- **Prompt**:
Wherever the word "года" turns up in a line of the entries, copy that line.

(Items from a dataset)
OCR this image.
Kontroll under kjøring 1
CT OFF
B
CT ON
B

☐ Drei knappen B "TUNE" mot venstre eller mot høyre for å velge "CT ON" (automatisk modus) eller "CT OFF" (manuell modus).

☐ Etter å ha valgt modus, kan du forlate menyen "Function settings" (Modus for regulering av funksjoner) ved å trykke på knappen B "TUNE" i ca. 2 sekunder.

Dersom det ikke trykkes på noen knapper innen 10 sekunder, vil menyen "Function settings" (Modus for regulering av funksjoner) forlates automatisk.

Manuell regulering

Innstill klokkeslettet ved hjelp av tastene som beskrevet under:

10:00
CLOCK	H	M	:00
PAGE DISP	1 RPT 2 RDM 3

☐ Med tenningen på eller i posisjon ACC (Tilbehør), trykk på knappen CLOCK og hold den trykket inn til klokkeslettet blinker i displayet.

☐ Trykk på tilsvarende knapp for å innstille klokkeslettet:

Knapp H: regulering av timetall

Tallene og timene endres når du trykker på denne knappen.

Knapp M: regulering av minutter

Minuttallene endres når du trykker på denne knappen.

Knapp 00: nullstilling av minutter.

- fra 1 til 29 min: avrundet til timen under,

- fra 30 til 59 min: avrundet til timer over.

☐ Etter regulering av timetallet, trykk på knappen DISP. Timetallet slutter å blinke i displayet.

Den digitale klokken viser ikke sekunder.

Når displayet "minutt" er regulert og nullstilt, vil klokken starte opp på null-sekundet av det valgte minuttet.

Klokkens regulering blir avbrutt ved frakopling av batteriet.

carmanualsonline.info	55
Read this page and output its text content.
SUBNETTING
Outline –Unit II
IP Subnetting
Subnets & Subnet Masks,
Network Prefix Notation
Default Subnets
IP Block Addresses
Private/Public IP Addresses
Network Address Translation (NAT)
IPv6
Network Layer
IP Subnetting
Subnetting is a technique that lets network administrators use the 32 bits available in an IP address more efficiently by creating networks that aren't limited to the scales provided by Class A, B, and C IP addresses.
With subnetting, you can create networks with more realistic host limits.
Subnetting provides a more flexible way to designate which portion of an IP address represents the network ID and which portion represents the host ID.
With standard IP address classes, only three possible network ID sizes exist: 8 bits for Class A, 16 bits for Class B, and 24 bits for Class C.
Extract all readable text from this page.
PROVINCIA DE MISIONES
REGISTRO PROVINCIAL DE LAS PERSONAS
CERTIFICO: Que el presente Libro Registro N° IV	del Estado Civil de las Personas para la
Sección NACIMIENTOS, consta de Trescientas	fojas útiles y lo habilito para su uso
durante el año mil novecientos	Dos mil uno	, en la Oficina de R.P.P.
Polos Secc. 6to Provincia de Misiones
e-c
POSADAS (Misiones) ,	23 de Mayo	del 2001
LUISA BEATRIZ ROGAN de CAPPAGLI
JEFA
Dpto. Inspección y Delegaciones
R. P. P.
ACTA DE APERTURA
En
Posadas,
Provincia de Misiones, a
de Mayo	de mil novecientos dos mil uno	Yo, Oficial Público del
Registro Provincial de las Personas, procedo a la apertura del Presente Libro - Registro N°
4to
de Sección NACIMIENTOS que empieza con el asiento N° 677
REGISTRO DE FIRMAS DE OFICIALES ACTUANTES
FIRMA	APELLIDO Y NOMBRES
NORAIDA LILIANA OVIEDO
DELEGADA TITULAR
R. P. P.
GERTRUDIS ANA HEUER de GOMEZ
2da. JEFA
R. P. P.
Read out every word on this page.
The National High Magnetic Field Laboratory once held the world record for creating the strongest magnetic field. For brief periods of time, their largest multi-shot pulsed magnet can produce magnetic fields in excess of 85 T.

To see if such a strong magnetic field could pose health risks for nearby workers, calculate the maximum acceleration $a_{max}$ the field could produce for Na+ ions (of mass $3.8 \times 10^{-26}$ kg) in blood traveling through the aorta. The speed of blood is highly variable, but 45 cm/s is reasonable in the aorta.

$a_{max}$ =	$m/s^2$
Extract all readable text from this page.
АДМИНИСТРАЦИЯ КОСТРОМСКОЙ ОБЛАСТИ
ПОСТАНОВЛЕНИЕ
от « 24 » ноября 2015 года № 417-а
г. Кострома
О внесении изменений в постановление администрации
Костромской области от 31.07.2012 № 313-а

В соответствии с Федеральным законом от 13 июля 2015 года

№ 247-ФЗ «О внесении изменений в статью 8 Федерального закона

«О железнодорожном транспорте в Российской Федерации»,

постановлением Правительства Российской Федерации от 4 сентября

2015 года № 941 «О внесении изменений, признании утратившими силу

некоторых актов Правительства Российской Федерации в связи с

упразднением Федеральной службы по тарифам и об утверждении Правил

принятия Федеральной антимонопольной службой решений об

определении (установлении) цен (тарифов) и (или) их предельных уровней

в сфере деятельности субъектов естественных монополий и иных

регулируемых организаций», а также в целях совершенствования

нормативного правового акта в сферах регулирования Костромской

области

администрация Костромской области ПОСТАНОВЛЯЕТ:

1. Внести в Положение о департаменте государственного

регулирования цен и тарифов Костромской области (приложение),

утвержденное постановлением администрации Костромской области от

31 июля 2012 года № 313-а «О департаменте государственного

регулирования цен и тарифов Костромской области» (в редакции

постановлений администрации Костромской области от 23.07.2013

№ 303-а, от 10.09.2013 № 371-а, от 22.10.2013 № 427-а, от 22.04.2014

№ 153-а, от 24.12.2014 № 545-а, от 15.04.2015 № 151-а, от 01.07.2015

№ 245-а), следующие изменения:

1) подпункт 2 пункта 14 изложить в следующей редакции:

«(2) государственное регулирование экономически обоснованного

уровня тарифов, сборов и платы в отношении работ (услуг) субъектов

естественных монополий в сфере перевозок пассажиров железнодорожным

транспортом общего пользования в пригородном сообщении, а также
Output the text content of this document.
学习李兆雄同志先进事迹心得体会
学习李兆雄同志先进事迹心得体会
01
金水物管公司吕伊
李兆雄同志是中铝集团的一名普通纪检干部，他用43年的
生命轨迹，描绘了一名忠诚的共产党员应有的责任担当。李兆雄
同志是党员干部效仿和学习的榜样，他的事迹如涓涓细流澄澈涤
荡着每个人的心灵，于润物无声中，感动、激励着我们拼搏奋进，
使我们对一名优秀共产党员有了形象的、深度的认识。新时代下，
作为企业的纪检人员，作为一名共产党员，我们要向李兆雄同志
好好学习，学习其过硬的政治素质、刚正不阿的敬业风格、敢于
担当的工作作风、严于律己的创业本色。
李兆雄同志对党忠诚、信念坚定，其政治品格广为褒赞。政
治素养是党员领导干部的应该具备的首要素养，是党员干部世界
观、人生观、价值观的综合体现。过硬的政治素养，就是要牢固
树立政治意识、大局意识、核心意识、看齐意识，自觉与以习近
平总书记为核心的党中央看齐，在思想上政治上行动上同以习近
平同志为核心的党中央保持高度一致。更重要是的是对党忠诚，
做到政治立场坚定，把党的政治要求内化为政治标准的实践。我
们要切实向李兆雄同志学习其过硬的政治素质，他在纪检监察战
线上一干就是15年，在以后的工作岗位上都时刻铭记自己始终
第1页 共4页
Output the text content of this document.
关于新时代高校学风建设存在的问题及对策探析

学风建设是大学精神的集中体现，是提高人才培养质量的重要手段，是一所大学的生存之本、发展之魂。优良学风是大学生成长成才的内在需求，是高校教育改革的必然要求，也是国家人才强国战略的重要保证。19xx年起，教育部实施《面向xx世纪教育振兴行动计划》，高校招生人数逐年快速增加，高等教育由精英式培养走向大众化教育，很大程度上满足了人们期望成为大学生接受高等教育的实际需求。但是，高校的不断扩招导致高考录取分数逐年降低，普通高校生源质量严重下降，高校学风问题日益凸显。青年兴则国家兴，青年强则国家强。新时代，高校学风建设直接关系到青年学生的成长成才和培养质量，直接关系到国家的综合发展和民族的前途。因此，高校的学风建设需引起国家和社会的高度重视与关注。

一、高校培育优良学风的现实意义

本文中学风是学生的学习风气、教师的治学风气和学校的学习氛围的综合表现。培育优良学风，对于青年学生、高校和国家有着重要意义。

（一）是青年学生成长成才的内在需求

- **The output**:
от « 24 » ноября 2015 года № 417-а
В соответствии с Федеральным законом от 13 июля 2015 года
2015 года № 941 «О внесении изменений, признании утратившими силу
31 июля 2012 года № 313-а «О департаменте государственного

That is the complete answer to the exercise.